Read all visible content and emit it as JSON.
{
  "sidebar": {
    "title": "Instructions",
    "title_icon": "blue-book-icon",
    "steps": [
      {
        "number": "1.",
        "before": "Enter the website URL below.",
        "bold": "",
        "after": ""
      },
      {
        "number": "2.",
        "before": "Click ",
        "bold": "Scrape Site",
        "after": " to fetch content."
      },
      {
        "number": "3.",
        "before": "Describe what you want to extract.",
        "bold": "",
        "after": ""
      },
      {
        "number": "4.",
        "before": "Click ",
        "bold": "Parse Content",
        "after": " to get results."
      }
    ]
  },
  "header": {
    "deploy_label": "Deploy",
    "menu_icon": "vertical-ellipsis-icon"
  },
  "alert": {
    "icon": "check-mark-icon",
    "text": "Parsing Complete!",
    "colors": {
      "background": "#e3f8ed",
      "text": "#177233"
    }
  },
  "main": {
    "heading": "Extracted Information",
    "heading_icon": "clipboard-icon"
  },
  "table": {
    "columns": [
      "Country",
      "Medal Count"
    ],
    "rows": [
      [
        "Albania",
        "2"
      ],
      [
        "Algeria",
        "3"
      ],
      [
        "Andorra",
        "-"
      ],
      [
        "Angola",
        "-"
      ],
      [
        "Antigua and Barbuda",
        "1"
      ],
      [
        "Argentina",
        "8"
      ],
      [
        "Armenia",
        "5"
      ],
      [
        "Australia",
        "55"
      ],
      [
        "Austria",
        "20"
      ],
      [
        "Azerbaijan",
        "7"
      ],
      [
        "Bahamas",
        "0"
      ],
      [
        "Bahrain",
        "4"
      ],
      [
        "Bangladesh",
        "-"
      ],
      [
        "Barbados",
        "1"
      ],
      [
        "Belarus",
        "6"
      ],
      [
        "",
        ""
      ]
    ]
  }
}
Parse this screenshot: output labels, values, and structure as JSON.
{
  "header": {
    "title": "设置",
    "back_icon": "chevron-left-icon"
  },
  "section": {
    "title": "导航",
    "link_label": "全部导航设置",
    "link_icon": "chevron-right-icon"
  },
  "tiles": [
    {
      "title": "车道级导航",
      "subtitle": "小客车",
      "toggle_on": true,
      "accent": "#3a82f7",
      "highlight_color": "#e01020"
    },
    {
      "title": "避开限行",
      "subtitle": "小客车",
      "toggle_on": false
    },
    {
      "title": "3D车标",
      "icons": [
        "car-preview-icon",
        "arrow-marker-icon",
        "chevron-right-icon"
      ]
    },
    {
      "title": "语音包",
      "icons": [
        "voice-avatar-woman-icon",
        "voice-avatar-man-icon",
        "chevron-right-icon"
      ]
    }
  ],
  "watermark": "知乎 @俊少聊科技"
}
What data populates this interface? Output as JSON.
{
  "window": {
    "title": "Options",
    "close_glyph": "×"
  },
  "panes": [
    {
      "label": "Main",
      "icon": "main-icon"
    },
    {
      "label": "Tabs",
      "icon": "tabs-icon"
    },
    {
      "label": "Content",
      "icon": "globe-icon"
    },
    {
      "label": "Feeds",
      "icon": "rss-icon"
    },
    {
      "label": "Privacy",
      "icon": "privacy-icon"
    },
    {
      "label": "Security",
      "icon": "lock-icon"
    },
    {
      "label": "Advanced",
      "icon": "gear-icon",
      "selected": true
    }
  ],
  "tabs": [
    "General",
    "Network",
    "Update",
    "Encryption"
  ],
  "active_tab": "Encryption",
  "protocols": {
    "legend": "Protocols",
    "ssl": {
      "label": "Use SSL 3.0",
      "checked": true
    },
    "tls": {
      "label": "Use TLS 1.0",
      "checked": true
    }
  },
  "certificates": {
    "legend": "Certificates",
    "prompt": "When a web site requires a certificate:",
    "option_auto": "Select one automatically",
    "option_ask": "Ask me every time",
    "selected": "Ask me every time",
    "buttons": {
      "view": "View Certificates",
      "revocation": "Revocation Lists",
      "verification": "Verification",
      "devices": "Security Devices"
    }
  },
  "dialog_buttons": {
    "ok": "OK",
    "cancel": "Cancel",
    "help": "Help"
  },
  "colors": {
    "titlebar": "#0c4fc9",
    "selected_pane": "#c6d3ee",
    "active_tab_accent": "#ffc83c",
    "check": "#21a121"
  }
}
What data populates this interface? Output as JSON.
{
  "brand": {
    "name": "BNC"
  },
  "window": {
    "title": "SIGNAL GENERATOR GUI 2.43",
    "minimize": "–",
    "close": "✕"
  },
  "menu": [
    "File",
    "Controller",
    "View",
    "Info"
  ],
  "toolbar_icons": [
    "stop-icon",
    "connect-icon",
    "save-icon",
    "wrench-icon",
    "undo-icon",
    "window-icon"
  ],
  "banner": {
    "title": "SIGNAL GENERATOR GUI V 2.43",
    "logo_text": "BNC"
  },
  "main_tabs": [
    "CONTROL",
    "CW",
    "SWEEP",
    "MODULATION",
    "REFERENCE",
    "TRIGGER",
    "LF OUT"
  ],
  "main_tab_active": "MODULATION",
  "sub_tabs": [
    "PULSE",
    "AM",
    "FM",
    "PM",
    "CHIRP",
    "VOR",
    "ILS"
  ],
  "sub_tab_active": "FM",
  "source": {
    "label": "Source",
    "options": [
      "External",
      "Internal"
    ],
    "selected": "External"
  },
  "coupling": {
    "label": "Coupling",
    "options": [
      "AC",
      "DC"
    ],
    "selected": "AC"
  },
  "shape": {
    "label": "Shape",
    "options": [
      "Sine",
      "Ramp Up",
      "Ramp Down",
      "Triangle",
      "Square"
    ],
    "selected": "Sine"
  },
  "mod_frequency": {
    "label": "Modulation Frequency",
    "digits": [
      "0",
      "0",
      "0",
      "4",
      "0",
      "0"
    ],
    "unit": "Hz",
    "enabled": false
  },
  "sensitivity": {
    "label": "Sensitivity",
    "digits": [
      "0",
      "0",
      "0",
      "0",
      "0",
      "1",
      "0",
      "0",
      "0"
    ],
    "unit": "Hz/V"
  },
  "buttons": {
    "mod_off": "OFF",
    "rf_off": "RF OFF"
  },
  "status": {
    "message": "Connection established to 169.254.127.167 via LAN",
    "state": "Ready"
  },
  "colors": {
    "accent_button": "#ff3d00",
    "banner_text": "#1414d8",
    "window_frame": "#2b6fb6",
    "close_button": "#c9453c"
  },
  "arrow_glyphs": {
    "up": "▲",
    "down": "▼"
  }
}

What the task asks: Print the whole listing again, exactly.

Task response:
Read all visible content and emit it as JSON.
{
  "sidebar": {
    "title": "Instructions",
    "title_icon": "blue-book-icon",
    "steps": [
      {
        "number": "1.",
        "before": "Enter the website URL below.",
        "bold": "",
        "after": ""
      },
      {
        "number": "2.",
        "before": "Click ",
        "bold": "Scrape Site",
        "after": " to fetch content."
      },
      {
        "number": "3.",
        "before": "Describe what you want to extract.",
        "bold": "",
        "after": ""
      },
      {
        "number": "4.",
        "before": "Click ",
        "bold": "Parse Content",
        "after": " to get results."
      }
    ]
  },
  "header": {
    "deploy_label": "Deploy",
    "menu_icon": "vertical-ellipsis-icon"
  },
  "alert": {
    "icon": "check-mark-icon",
    "text": "Parsing Complete!",
    "colors": {
      "background": "#e3f8ed",
      "text": "#177233"
    }
  },
  "main": {
    "heading": "Extracted Information",
    "heading_icon": "clipboard-icon"
  },
  "table": {
    "columns": [
      "Country",
      "Medal Count"
    ],
    "rows": [
      [
        "Albania",
        "2"
      ],
      [
        "Algeria",
        "3"
      ],
      [
        "Andorra",
        "-"
      ],
      [
        "Angola",
        "-"
      ],
      [
        "Antigua and Barbuda",
        "1"
      ],
      [
        "Argentina",
        "8"
      ],
      [
        "Armenia",
        "5"
      ],
      [
        "Australia",
        "55"
      ],
      [
        "Austria",
        "20"
      ],
      [
        "Azerbaijan",
        "7"
      ],
      [
        "Bahamas",
        "0"
      ],
      [
        "Bahrain",
        "4"
      ],
      [
        "Bangladesh",
        "-"
      ],
      [
        "Barbados",
        "1"
      ],
      [
        "Belarus",
        "6"
      ],
      [
        "",
        ""
      ]
    ]
  }
}
Parse this screenshot: output labels, values, and structure as JSON.
{
  "header": {
    "title": "设置",
    "back_icon": "chevron-left-icon"
  },
  "section": {
    "title": "导航",
    "link_label": "全部导航设置",
    "link_icon": "chevron-right-icon"
  },
  "tiles": [
    {
      "title": "车道级导航",
      "subtitle": "小客车",
      "toggle_on": true,
      "accent": "#3a82f7",
      "highlight_color": "#e01020"
    },
    {
      "title": "避开限行",
      "subtitle": "小客车",
      "toggle_on": false
    },
    {
      "title": "3D车标",
      "icons": [
        "car-preview-icon",
        "arrow-marker-icon",
        "chevron-right-icon"
      ]
    },
    {
      "title": "语音包",
      "icons": [
        "voice-avatar-woman-icon",
        "voice-avatar-man-icon",
        "chevron-right-icon"
      ]
    }
  ],
  "watermark": "知乎 @俊少聊科技"
}
What data populates this interface? Output as JSON.
{
  "window": {
    "title": "Options",
    "close_glyph": "×"
  },
  "panes": [
    {
      "label": "Main",
      "icon": "main-icon"
    },
    {
      "label": "Tabs",
      "icon": "tabs-icon"
    },
    {
      "label": "Content",
      "icon": "globe-icon"
    },
    {
      "label": "Feeds",
      "icon": "rss-icon"
    },
    {
      "label": "Privacy",
      "icon": "privacy-icon"
    },
    {
      "label": "Security",
      "icon": "lock-icon"
    },
    {
      "label": "Advanced",
      "icon": "gear-icon",
      "selected": true
    }
  ],
  "tabs": [
    "General",
    "Network",
    "Update",
    "Encryption"
  ],
  "active_tab": "Encryption",
  "protocols": {
    "legend": "Protocols",
    "ssl": {
      "label": "Use SSL 3.0",
      "checked": true
    },
    "tls": {
      "label": "Use TLS 1.0",
      "checked": true
    }
  },
  "certificates": {
    "legend": "Certificates",
    "prompt": "When a web site requires a certificate:",
    "option_auto": "Select one automatically",
    "option_ask": "Ask me every time",
    "selected": "Ask me every time",
    "buttons": {
      "view": "View Certificates",
      "revocation": "Revocation Lists",
      "verification": "Verification",
      "devices": "Security Devices"
    }
  },
  "dialog_buttons": {
    "ok": "OK",
    "cancel": "Cancel",
    "help": "Help"
  },
  "colors": {
    "titlebar": "#0c4fc9",
    "selected_pane": "#c6d3ee",
    "active_tab_accent": "#ffc83c",
    "check": "#21a121"
  }
}
What data populates this interface? Output as JSON.
{
  "brand": {
    "name": "BNC"
  },
  "window": {
    "title": "SIGNAL GENERATOR GUI 2.43",
    "minimize": "–",
    "close": "✕"
  },
  "menu": [
    "File",
    "Controller",
    "View",
    "Info"
  ],
  "toolbar_icons": [
    "stop-icon",
    "connect-icon",
    "save-icon",
    "wrench-icon",
    "undo-icon",
    "window-icon"
  ],
  "banner": {
    "title": "SIGNAL GENERATOR GUI V 2.43",
    "logo_text": "BNC"
  },
  "main_tabs": [
    "CONTROL",
    "CW",
    "SWEEP",
    "MODULATION",
    "REFERENCE",
    "TRIGGER",
    "LF OUT"
  ],
  "main_tab_active": "MODULATION",
  "sub_tabs": [
    "PULSE",
    "AM",
    "FM",
    "PM",
    "CHIRP",
    "VOR",
    "ILS"
  ],
  "sub_tab_active": "FM",
  "source": {
    "label": "Source",
    "options": [
      "External",
      "Internal"
    ],
    "selected": "External"
  },
  "coupling": {
    "label": "Coupling",
    "options": [
      "AC",
      "DC"
    ],
    "selected": "AC"
  },
  "shape": {
    "label": "Shape",
    "options": [
      "Sine",
      "Ramp Up",
      "Ramp Down",
      "Triangle",
      "Square"
    ],
    "selected": "Sine"
  },
  "mod_frequency": {
    "label": "Modulation Frequency",
    "digits": [
      "0",
      "0",
      "0",
      "4",
      "0",
      "0"
    ],
    "unit": "Hz",
    "enabled": false
  },
  "sensitivity": {
    "label": "Sensitivity",
    "digits": [
      "0",
      "0",
      "0",
      "0",
      "0",
      "1",
      "0",
      "0",
      "0"
    ],
    "unit": "Hz/V"
  },
  "buttons": {
    "mod_off": "OFF",
    "rf_off": "RF OFF"
  },
  "status": {
    "message": "Connection established to 169.254.127.167 via LAN",
    "state": "Ready"
  },
  "colors": {
    "accent_button": "#ff3d00",
    "banner_text": "#1414d8",
    "window_frame": "#2b6fb6",
    "close_button": "#c9453c"
  },
  "arrow_glyphs": {
    "up": "▲",
    "down": "▼"
  }
}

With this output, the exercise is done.